Exercise description: Please decide whether each statement agrees with the poinsettia text, answering yes or no and quoting the exact words of the text that settle it. (a) Eisley Nursery has been run by a family for 86 years. (b) The Ecke family started the tradition of potted poinsettia cuttings in Auburn. (c) Eisley Nursery sells poinsettias only to other nurseries and stores, not at its own location.

Excerpted text:
= = =

This poinsettia is among locally grown plants offered at The Plant Foundry.
(Photo courtesy The Plant Foundry)
Locally grown, potted poinsettias can last for weeks

Poinsettias have brightened Sacramento Christmases for generations. Most of these locally purchased holiday plants grew up in Auburn.

Eisley Nursery, a family-run business for 86 years, annually supplies about 20,000 poinsettias to other area nurseries and stores. It also sells thousands of foil-wrapped poinsettias at its location, 380 Nevada St., Auburn. (Get directions at .)

That local source means these plants didn’t have to travel far to reach our homes. Less stressed, they’re fresher and last longer.

Poinsettias have always been a California thing. In San Diego County, the Ecke family started the tradition of potted poinsettia cuttings almost a century ago. Before that, poinsettias became a popular cut flower in Mexico and Southern California.

= = =

Given information:
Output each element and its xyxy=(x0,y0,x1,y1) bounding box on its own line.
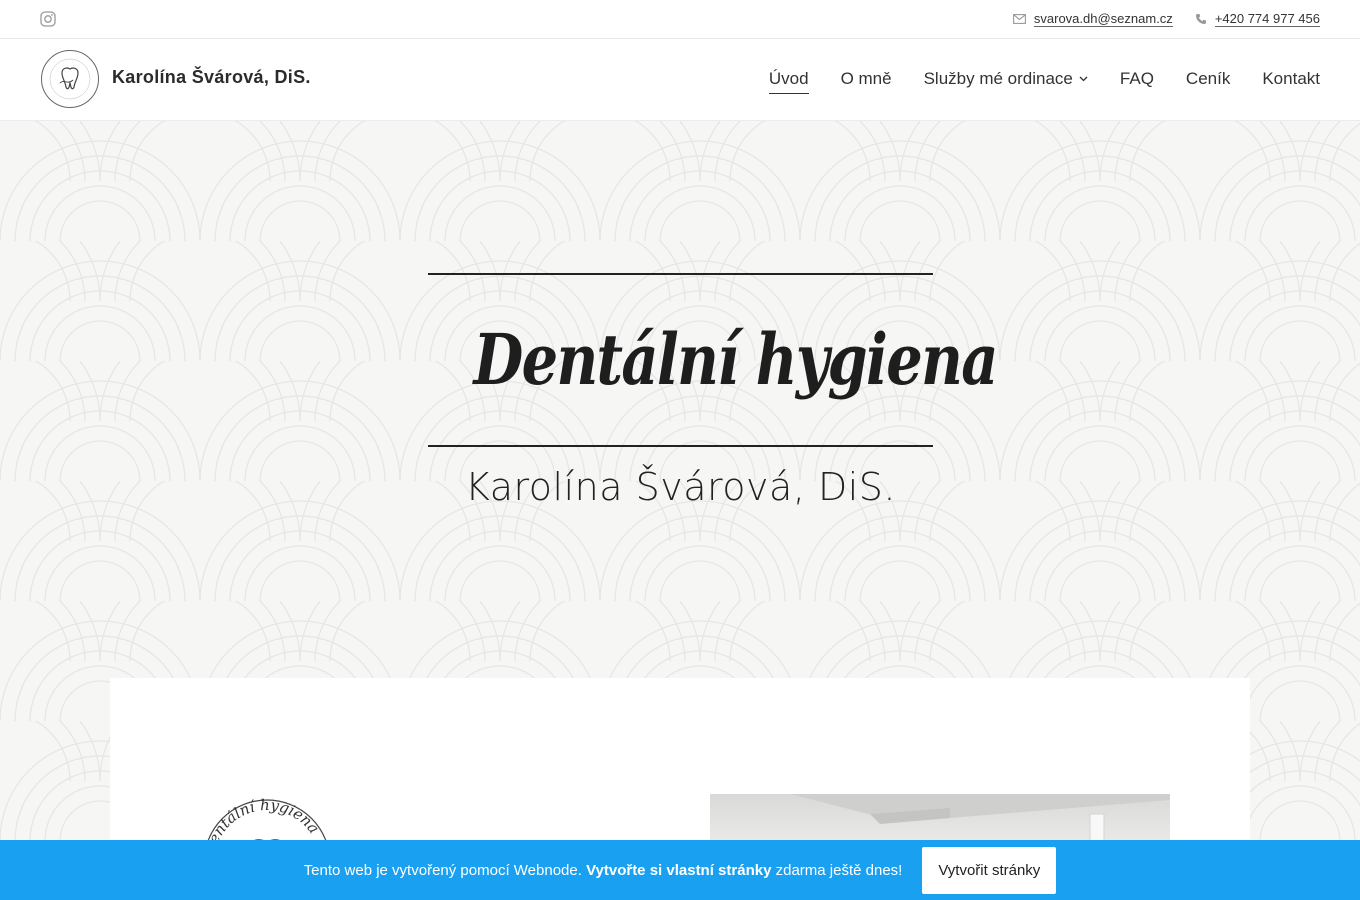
webnode-promo-bar: Tento web je vytvořený pomocí Webnode. V… xyxy=(0,840,1360,900)
webnode-promo-text: Tento web je vytvořený pomocí Webnode. V… xyxy=(304,862,903,879)
promo-link[interactable]: Vytvořte si vlastní stránky xyxy=(586,862,771,879)
chevron-down-icon xyxy=(1079,76,1088,82)
hero-subtitle: Karolína Švárová, DiS. xyxy=(464,465,897,509)
nav-item-sluzby[interactable]: Služby mé ordinace xyxy=(924,65,1088,93)
mail-icon xyxy=(1012,14,1026,24)
nav-item-faq[interactable]: FAQ xyxy=(1120,65,1154,93)
phone-icon xyxy=(1195,14,1206,24)
nav-item-kontakt[interactable]: Kontakt xyxy=(1262,65,1320,93)
hero-title: Dentální hygiena xyxy=(473,318,998,401)
promo-prefix: Tento web je vytvořený pomocí Webnode. xyxy=(303,861,587,879)
hero-bottom-divider xyxy=(428,445,933,447)
instagram-icon[interactable] xyxy=(40,11,56,27)
nav-item-cenik[interactable]: Ceník xyxy=(1186,65,1230,93)
email-contact: svarova.dh@seznam.cz xyxy=(1012,11,1173,27)
promo-suffix: zdarma ještě dnes! xyxy=(771,861,903,879)
phone-link[interactable]: +420 774 977 456 xyxy=(1214,11,1320,27)
nav-item-o-mne[interactable]: O mně xyxy=(841,65,892,93)
site-header: Karolína Švárová, DiS. Úvod O mně Služby… xyxy=(0,39,1360,121)
dental-logo-icon[interactable] xyxy=(40,49,100,109)
nav-label: O mně xyxy=(840,69,892,88)
hero-content: Dentální hygiena Karolína Švárová, DiS. xyxy=(428,273,998,509)
email-link[interactable]: svarova.dh@seznam.cz xyxy=(1033,11,1173,27)
create-site-button[interactable]: Vytvořit stránky xyxy=(922,846,1057,894)
brand-name[interactable]: Karolína Švárová, DiS. xyxy=(112,67,311,88)
nav-label: Ceník xyxy=(1185,69,1231,88)
nav-label: Úvod xyxy=(768,68,809,88)
nav-label: Služby mé ordinace xyxy=(923,69,1073,88)
nav-label: FAQ xyxy=(1119,69,1154,88)
main-nav: Úvod O mně Služby mé ordinace FAQ Ceník … xyxy=(768,39,1320,119)
contact-info: svarova.dh@seznam.cz +420 774 977 456 xyxy=(1012,0,1320,38)
phone-contact: +420 774 977 456 xyxy=(1195,11,1320,27)
nav-label: Kontakt xyxy=(1262,69,1320,88)
top-bar: svarova.dh@seznam.cz +420 774 977 456 xyxy=(0,0,1360,39)
nav-item-uvod[interactable]: Úvod xyxy=(768,65,809,94)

= = =

Solution to this exercise:
(a) Yes: "Eisley Nursery, a family-run business for 86 years"
(b) No: "In San Diego County, the Ecke family started the tradition of potted poinsettia cuttings almost a century ago."
(c) No: "It also sells thousands of foil-wrapped poinsettias at its location, 380 Nevada St., Auburn."